++++ Data to use

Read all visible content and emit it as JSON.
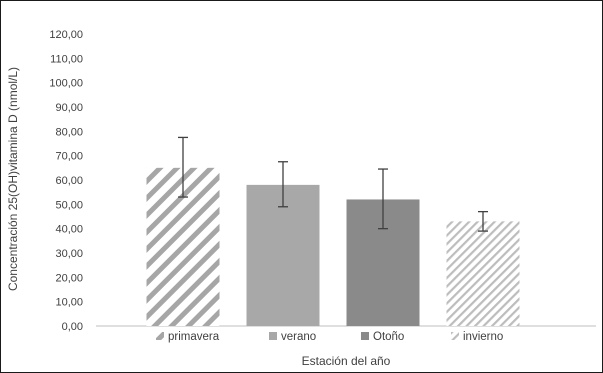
{
  "chart_data": {
    "type": "bar",
    "title": "",
    "xlabel": "Estación del año",
    "ylabel": "Concentración 25(OH)vitamina D (nmol/L)",
    "ylim": [
      0,
      120
    ],
    "ytick_step": 10,
    "ytick_labels": [
      "0,00",
      "10,00",
      "20,00",
      "30,00",
      "40,00",
      "50,00",
      "60,00",
      "70,00",
      "80,00",
      "90,00",
      "100,00",
      "110,00",
      "120,00"
    ],
    "grid": false,
    "legend_position": "bottom",
    "categories": [
      "primavera",
      "verano",
      "Otoño",
      "invierno"
    ],
    "values": [
      65,
      58,
      52,
      43
    ],
    "error_low": [
      53,
      49,
      40,
      39
    ],
    "error_high": [
      77.5,
      67.5,
      64.5,
      47
    ],
    "colors": {
      "primavera": "#a6a6a6",
      "verano": "#a8a8a8",
      "Otoño": "#8a8a8a",
      "invierno": "#bdbdbd",
      "axis": "#bfbfbf",
      "errorbar": "#404040"
    },
    "fills": [
      "hatch-wide",
      "solid",
      "solid",
      "hatch-fine"
    ]
  }
}
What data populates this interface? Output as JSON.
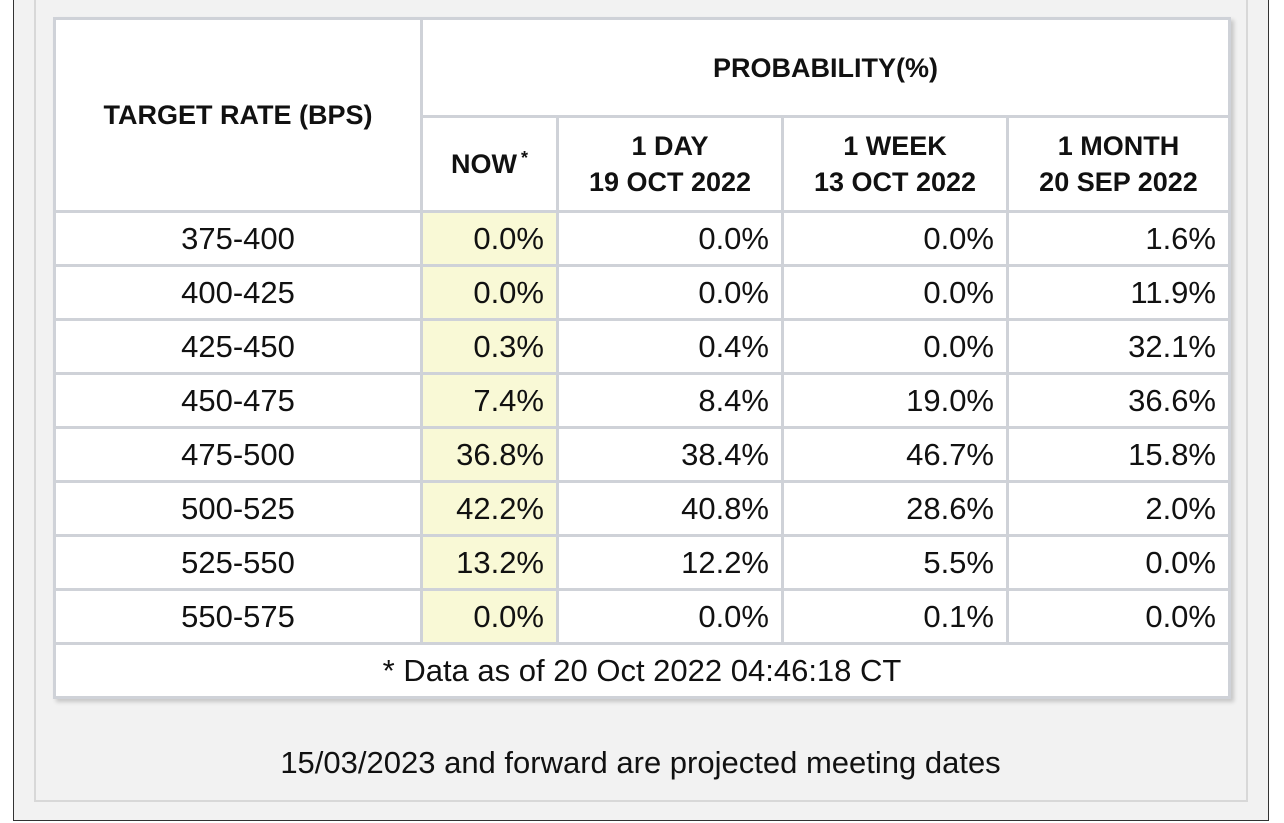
{
  "table": {
    "target_header": "TARGET RATE (BPS)",
    "probability_header": "PROBABILITY(%)",
    "columns": [
      {
        "line1": "NOW",
        "line2": "",
        "marker": "*"
      },
      {
        "line1": "1 DAY",
        "line2": "19 OCT 2022"
      },
      {
        "line1": "1 WEEK",
        "line2": "13 OCT 2022"
      },
      {
        "line1": "1 MONTH",
        "line2": "20 SEP 2022"
      }
    ],
    "rows": [
      {
        "rate": "375-400",
        "now": "0.0%",
        "day": "0.0%",
        "week": "0.0%",
        "month": "1.6%"
      },
      {
        "rate": "400-425",
        "now": "0.0%",
        "day": "0.0%",
        "week": "0.0%",
        "month": "11.9%"
      },
      {
        "rate": "425-450",
        "now": "0.3%",
        "day": "0.4%",
        "week": "0.0%",
        "month": "32.1%"
      },
      {
        "rate": "450-475",
        "now": "7.4%",
        "day": "8.4%",
        "week": "19.0%",
        "month": "36.6%"
      },
      {
        "rate": "475-500",
        "now": "36.8%",
        "day": "38.4%",
        "week": "46.7%",
        "month": "15.8%"
      },
      {
        "rate": "500-525",
        "now": "42.2%",
        "day": "40.8%",
        "week": "28.6%",
        "month": "2.0%"
      },
      {
        "rate": "525-550",
        "now": "13.2%",
        "day": "12.2%",
        "week": "5.5%",
        "month": "0.0%"
      },
      {
        "rate": "550-575",
        "now": "0.0%",
        "day": "0.0%",
        "week": "0.1%",
        "month": "0.0%"
      }
    ],
    "footnote": "* Data as of 20 Oct 2022 04:46:18 CT"
  },
  "caption": "15/03/2023 and forward are projected meeting dates",
  "colors": {
    "now_highlight": "#f9f9d6",
    "border": "#cfd2d8",
    "footnote_text": "#a8a8a8"
  }
}
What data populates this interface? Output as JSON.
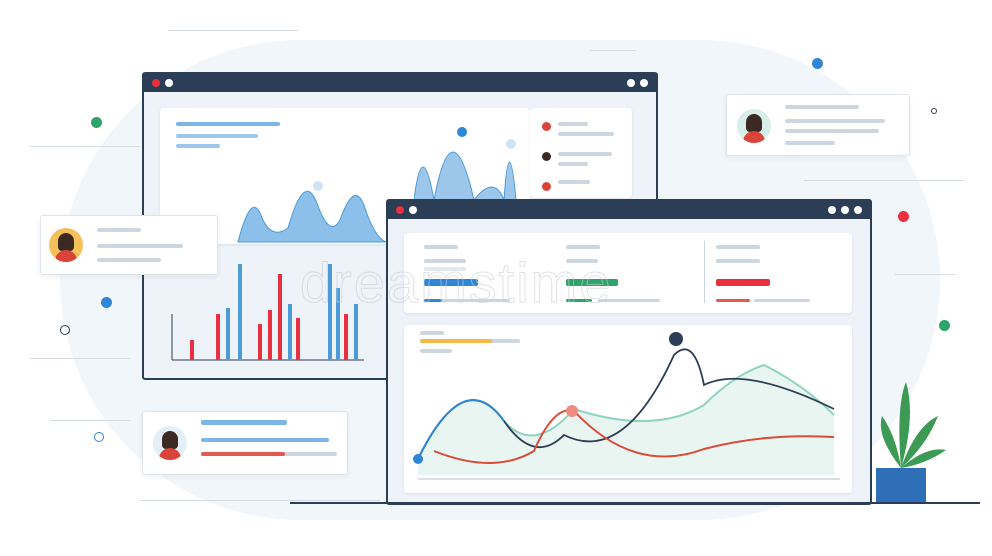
{
  "watermark": "dreamstime",
  "colors": {
    "frame": "#2c3e55",
    "blue": "#2f86d6",
    "green": "#2ea36a",
    "red": "#e8303f",
    "orange": "#f5b94a",
    "chart_blue": "#6fb1e3",
    "chart_red": "#d94b3b"
  },
  "stat_cards": [
    {
      "accent": "blue",
      "progress": 0.15
    },
    {
      "accent": "green",
      "progress": 0.9
    },
    {
      "accent": "red",
      "progress": 1.0
    }
  ]
}
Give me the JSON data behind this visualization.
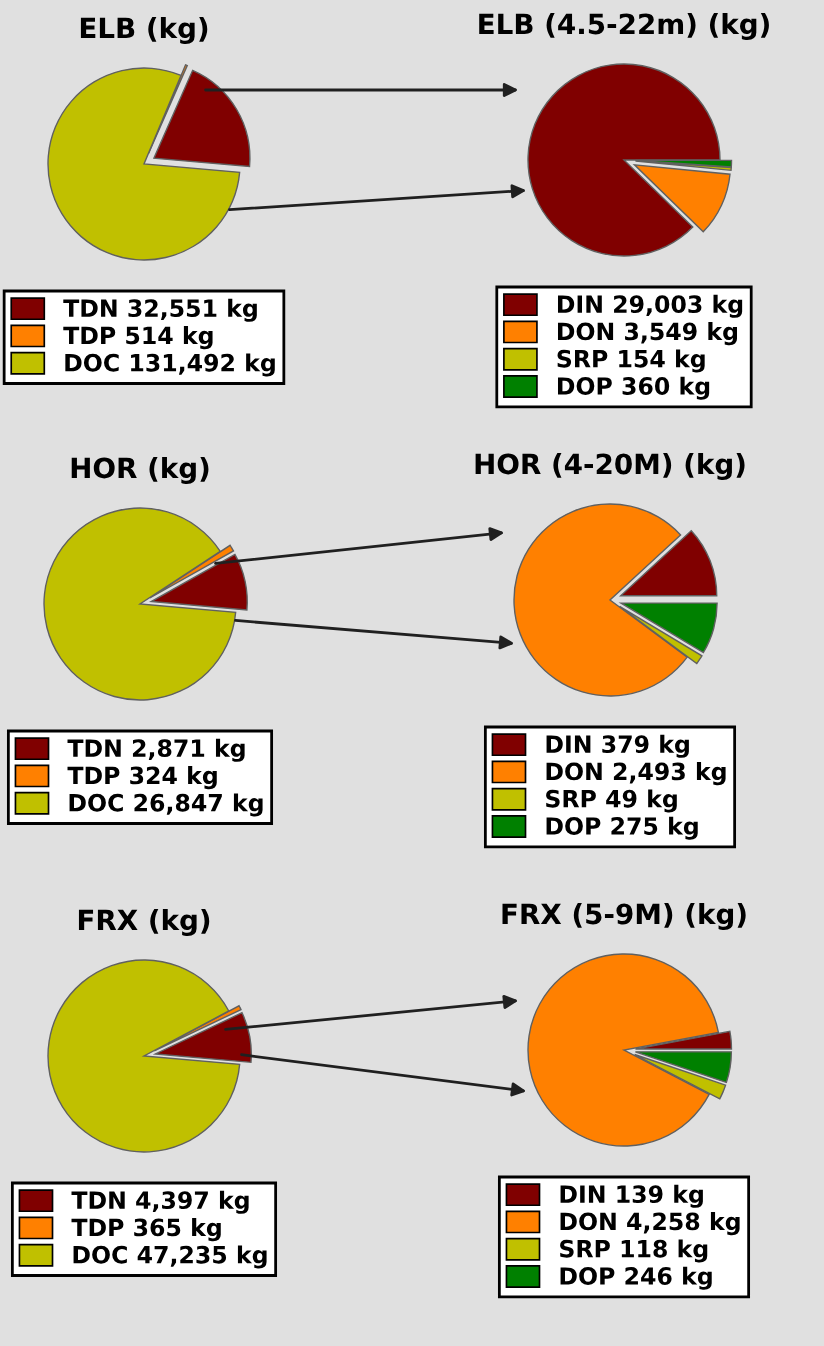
{
  "chart_data": [
    {
      "type": "pie",
      "title": "ELB (kg)",
      "categories": [
        "TDN 32,551 kg",
        "TDP 514 kg",
        "DOC 131,492 kg"
      ],
      "values": [
        32551,
        514,
        131492
      ],
      "colors": [
        "#800000",
        "#ff8000",
        "#c0c000"
      ],
      "legend": "bottom"
    },
    {
      "type": "pie",
      "title": "ELB (4.5-22m) (kg)",
      "categories": [
        "DIN 29,003 kg",
        "DON 3,549 kg",
        "SRP 154 kg",
        "DOP 360 kg"
      ],
      "values": [
        29003,
        3549,
        154,
        360
      ],
      "colors": [
        "#800000",
        "#ff8000",
        "#c0c000",
        "#008000"
      ],
      "legend": "bottom"
    },
    {
      "type": "pie",
      "title": "HOR (kg)",
      "categories": [
        "TDN 2,871 kg",
        "TDP 324 kg",
        "DOC 26,847 kg"
      ],
      "values": [
        2871,
        324,
        26847
      ],
      "colors": [
        "#800000",
        "#ff8000",
        "#c0c000"
      ],
      "legend": "bottom"
    },
    {
      "type": "pie",
      "title": "HOR (4-20M) (kg)",
      "categories": [
        "DIN 379 kg",
        "DON 2,493 kg",
        "SRP 49 kg",
        "DOP 275 kg"
      ],
      "values": [
        379,
        2493,
        49,
        275
      ],
      "colors": [
        "#800000",
        "#ff8000",
        "#c0c000",
        "#008000"
      ],
      "legend": "bottom"
    },
    {
      "type": "pie",
      "title": "FRX (kg)",
      "categories": [
        "TDN 4,397 kg",
        "TDP 365 kg",
        "DOC 47,235 kg"
      ],
      "values": [
        4397,
        365,
        47235
      ],
      "colors": [
        "#800000",
        "#ff8000",
        "#c0c000"
      ],
      "legend": "bottom"
    },
    {
      "type": "pie",
      "title": "FRX (5-9M) (kg)",
      "categories": [
        "DIN 139 kg",
        "DON 4,258 kg",
        "SRP 118 kg",
        "DOP 246 kg"
      ],
      "values": [
        139,
        4258,
        118,
        246
      ],
      "colors": [
        "#800000",
        "#ff8000",
        "#c0c000",
        "#008000"
      ],
      "legend": "bottom"
    }
  ]
}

++++++++

__Description of the task__
Output the data above without changes, apart from leaving out the pictures.

__Output for this exercise__
Read all visible content and emit it as JSON.
{
  "chart_data": {
    "type": "bar",
    "title": "",
    "xlabel": "Estación del año",
    "ylabel": "Concentración 25(OH)vitamina D (nmol/L)",
    "ylim": [
      0,
      120
    ],
    "ytick_step": 10,
    "ytick_labels": [
      "0,00",
      "10,00",
      "20,00",
      "30,00",
      "40,00",
      "50,00",
      "60,00",
      "70,00",
      "80,00",
      "90,00",
      "100,00",
      "110,00",
      "120,00"
    ],
    "grid": false,
    "legend_position": "bottom",
    "categories": [
      "primavera",
      "verano",
      "Otoño",
      "invierno"
    ],
    "values": [
      65,
      58,
      52,
      43
    ],
    "error_low": [
      53,
      49,
      40,
      39
    ],
    "error_high": [
      77.5,
      67.5,
      64.5,
      47
    ],
    "colors": {
      "primavera": "#a6a6a6",
      "verano": "#a8a8a8",
      "Otoño": "#8a8a8a",
      "invierno": "#bdbdbd",
      "axis": "#bfbfbf",
      "errorbar": "#404040"
    },
    "fills": [
      "hatch-wide",
      "solid",
      "solid",
      "hatch-fine"
    ]
  }
}
What data populates this interface? Output as JSON.
{
  "table": {
    "target_header": "TARGET RATE (BPS)",
    "probability_header": "PROBABILITY(%)",
    "columns": [
      {
        "line1": "NOW",
        "line2": "",
        "marker": "*"
      },
      {
        "line1": "1 DAY",
        "line2": "19 OCT 2022"
      },
      {
        "line1": "1 WEEK",
        "line2": "13 OCT 2022"
      },
      {
        "line1": "1 MONTH",
        "line2": "20 SEP 2022"
      }
    ],
    "rows": [
      {
        "rate": "375-400",
        "now": "0.0%",
        "day": "0.0%",
        "week": "0.0%",
        "month": "1.6%"
      },
      {
        "rate": "400-425",
        "now": "0.0%",
        "day": "0.0%",
        "week": "0.0%",
        "month": "11.9%"
      },
      {
        "rate": "425-450",
        "now": "0.3%",
        "day": "0.4%",
        "week": "0.0%",
        "month": "32.1%"
      },
      {
        "rate": "450-475",
        "now": "7.4%",
        "day": "8.4%",
        "week": "19.0%",
        "month": "36.6%"
      },
      {
        "rate": "475-500",
        "now": "36.8%",
        "day": "38.4%",
        "week": "46.7%",
        "month": "15.8%"
      },
      {
        "rate": "500-525",
        "now": "42.2%",
        "day": "40.8%",
        "week": "28.6%",
        "month": "2.0%"
      },
      {
        "rate": "525-550",
        "now": "13.2%",
        "day": "12.2%",
        "week": "5.5%",
        "month": "0.0%"
      },
      {
        "rate": "550-575",
        "now": "0.0%",
        "day": "0.0%",
        "week": "0.1%",
        "month": "0.0%"
      }
    ],
    "footnote": "* Data as of 20 Oct 2022 04:46:18 CT"
  },
  "caption": "15/03/2023 and forward are projected meeting dates",
  "colors": {
    "now_highlight": "#f9f9d6",
    "border": "#cfd2d8",
    "footnote_text": "#a8a8a8"
  }
}
What data populates this interface? Output as JSON.
{
  "watermark": "dreamstime",
  "colors": {
    "frame": "#2c3e55",
    "blue": "#2f86d6",
    "green": "#2ea36a",
    "red": "#e8303f",
    "orange": "#f5b94a",
    "chart_blue": "#6fb1e3",
    "chart_red": "#d94b3b"
  },
  "stat_cards": [
    {
      "accent": "blue",
      "progress": 0.15
    },
    {
      "accent": "green",
      "progress": 0.9
    },
    {
      "accent": "red",
      "progress": 1.0
    }
  ]
}
Give me the JSON data behind this visualization.
{
  "chart_data": [
    {
      "type": "pie",
      "title": "ELB (kg)",
      "categories": [
        "TDN 32,551 kg",
        "TDP 514 kg",
        "DOC 131,492 kg"
      ],
      "values": [
        32551,
        514,
        131492
      ],
      "colors": [
        "#800000",
        "#ff8000",
        "#c0c000"
      ],
      "legend": "bottom"
    },
    {
      "type": "pie",
      "title": "ELB (4.5-22m) (kg)",
      "categories": [
        "DIN 29,003 kg",
        "DON 3,549 kg",
        "SRP 154 kg",
        "DOP 360 kg"
      ],
      "values": [
        29003,
        3549,
        154,
        360
      ],
      "colors": [
        "#800000",
        "#ff8000",
        "#c0c000",
        "#008000"
      ],
      "legend": "bottom"
    },
    {
      "type": "pie",
      "title": "HOR (kg)",
      "categories": [
        "TDN 2,871 kg",
        "TDP 324 kg",
        "DOC 26,847 kg"
      ],
      "values": [
        2871,
        324,
        26847
      ],
      "colors": [
        "#800000",
        "#ff8000",
        "#c0c000"
      ],
      "legend": "bottom"
    },
    {
      "type": "pie",
      "title": "HOR (4-20M) (kg)",
      "categories": [
        "DIN 379 kg",
        "DON 2,493 kg",
        "SRP 49 kg",
        "DOP 275 kg"
      ],
      "values": [
        379,
        2493,
        49,
        275
      ],
      "colors": [
        "#800000",
        "#ff8000",
        "#c0c000",
        "#008000"
      ],
      "legend": "bottom"
    },
    {
      "type": "pie",
      "title": "FRX (kg)",
      "categories": [
        "TDN 4,397 kg",
        "TDP 365 kg",
        "DOC 47,235 kg"
      ],
      "values": [
        4397,
        365,
        47235
      ],
      "colors": [
        "#800000",
        "#ff8000",
        "#c0c000"
      ],
      "legend": "bottom"
    },
    {
      "type": "pie",
      "title": "FRX (5-9M) (kg)",
      "categories": [
        "DIN 139 kg",
        "DON 4,258 kg",
        "SRP 118 kg",
        "DOP 246 kg"
      ],
      "values": [
        139,
        4258,
        118,
        246
      ],
      "colors": [
        "#800000",
        "#ff8000",
        "#c0c000",
        "#008000"
      ],
      "legend": "bottom"
    }
  ]
}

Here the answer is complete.